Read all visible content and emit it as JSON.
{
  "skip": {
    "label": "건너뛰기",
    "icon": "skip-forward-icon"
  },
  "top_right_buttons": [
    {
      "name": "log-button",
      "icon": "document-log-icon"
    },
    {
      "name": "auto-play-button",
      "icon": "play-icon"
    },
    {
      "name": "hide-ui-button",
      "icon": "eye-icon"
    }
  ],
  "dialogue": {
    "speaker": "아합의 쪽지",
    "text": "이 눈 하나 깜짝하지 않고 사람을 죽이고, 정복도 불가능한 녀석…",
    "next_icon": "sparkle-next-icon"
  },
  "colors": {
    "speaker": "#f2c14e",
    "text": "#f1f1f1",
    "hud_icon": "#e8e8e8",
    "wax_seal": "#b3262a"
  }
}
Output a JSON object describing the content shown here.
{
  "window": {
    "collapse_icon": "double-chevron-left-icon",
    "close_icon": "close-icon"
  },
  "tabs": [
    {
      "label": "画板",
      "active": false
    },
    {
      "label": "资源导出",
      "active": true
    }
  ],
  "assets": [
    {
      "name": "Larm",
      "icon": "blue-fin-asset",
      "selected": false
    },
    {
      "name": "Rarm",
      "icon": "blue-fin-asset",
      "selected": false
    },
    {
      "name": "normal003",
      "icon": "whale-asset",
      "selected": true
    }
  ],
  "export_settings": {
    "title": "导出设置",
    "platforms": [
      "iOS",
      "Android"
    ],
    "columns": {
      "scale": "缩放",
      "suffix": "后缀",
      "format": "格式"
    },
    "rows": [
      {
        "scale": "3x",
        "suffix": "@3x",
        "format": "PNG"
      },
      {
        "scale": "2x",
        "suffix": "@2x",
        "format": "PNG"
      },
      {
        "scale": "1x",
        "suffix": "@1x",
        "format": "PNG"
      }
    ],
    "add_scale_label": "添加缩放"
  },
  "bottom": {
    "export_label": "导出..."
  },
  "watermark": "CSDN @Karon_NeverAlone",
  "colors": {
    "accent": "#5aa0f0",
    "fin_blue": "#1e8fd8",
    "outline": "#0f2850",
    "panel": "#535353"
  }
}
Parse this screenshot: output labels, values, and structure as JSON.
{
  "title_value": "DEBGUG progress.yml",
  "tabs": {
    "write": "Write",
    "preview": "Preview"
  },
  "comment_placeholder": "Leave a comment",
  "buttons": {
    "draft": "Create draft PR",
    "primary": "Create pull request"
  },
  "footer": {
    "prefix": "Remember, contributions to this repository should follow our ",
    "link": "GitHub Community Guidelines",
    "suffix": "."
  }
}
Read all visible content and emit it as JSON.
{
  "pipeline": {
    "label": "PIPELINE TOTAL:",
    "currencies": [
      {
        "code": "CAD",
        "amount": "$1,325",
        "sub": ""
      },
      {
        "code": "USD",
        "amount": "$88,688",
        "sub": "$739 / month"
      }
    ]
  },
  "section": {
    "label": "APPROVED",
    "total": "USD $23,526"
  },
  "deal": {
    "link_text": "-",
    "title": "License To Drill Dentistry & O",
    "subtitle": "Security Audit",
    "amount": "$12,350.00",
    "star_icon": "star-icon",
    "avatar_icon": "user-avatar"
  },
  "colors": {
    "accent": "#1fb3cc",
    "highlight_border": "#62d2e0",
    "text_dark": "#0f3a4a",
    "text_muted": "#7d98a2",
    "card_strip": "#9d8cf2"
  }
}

#### [WHAT THE EXERCISE ASKS]
Repeat the data in its entirety, character for character.

#### [FULL OUTPUT]
Read all visible content and emit it as JSON.
{
  "skip": {
    "label": "건너뛰기",
    "icon": "skip-forward-icon"
  },
  "top_right_buttons": [
    {
      "name": "log-button",
      "icon": "document-log-icon"
    },
    {
      "name": "auto-play-button",
      "icon": "play-icon"
    },
    {
      "name": "hide-ui-button",
      "icon": "eye-icon"
    }
  ],
  "dialogue": {
    "speaker": "아합의 쪽지",
    "text": "이 눈 하나 깜짝하지 않고 사람을 죽이고, 정복도 불가능한 녀석…",
    "next_icon": "sparkle-next-icon"
  },
  "colors": {
    "speaker": "#f2c14e",
    "text": "#f1f1f1",
    "hud_icon": "#e8e8e8",
    "wax_seal": "#b3262a"
  }
}
Output a JSON object describing the content shown here.
{
  "window": {
    "collapse_icon": "double-chevron-left-icon",
    "close_icon": "close-icon"
  },
  "tabs": [
    {
      "label": "画板",
      "active": false
    },
    {
      "label": "资源导出",
      "active": true
    }
  ],
  "assets": [
    {
      "name": "Larm",
      "icon": "blue-fin-asset",
      "selected": false
    },
    {
      "name": "Rarm",
      "icon": "blue-fin-asset",
      "selected": false
    },
    {
      "name": "normal003",
      "icon": "whale-asset",
      "selected": true
    }
  ],
  "export_settings": {
    "title": "导出设置",
    "platforms": [
      "iOS",
      "Android"
    ],
    "columns": {
      "scale": "缩放",
      "suffix": "后缀",
      "format": "格式"
    },
    "rows": [
      {
        "scale": "3x",
        "suffix": "@3x",
        "format": "PNG"
      },
      {
        "scale": "2x",
        "suffix": "@2x",
        "format": "PNG"
      },
      {
        "scale": "1x",
        "suffix": "@1x",
        "format": "PNG"
      }
    ],
    "add_scale_label": "添加缩放"
  },
  "bottom": {
    "export_label": "导出..."
  },
  "watermark": "CSDN @Karon_NeverAlone",
  "colors": {
    "accent": "#5aa0f0",
    "fin_blue": "#1e8fd8",
    "outline": "#0f2850",
    "panel": "#535353"
  }
}
Parse this screenshot: output labels, values, and structure as JSON.
{
  "title_value": "DEBGUG progress.yml",
  "tabs": {
    "write": "Write",
    "preview": "Preview"
  },
  "comment_placeholder": "Leave a comment",
  "buttons": {
    "draft": "Create draft PR",
    "primary": "Create pull request"
  },
  "footer": {
    "prefix": "Remember, contributions to this repository should follow our ",
    "link": "GitHub Community Guidelines",
    "suffix": "."
  }
}
Read all visible content and emit it as JSON.
{
  "pipeline": {
    "label": "PIPELINE TOTAL:",
    "currencies": [
      {
        "code": "CAD",
        "amount": "$1,325",
        "sub": ""
      },
      {
        "code": "USD",
        "amount": "$88,688",
        "sub": "$739 / month"
      }
    ]
  },
  "section": {
    "label": "APPROVED",
    "total": "USD $23,526"
  },
  "deal": {
    "link_text": "-",
    "title": "License To Drill Dentistry & O",
    "subtitle": "Security Audit",
    "amount": "$12,350.00",
    "star_icon": "star-icon",
    "avatar_icon": "user-avatar"
  },
  "colors": {
    "accent": "#1fb3cc",
    "highlight_border": "#62d2e0",
    "text_dark": "#0f3a4a",
    "text_muted": "#7d98a2",
    "card_strip": "#9d8cf2"
  }
}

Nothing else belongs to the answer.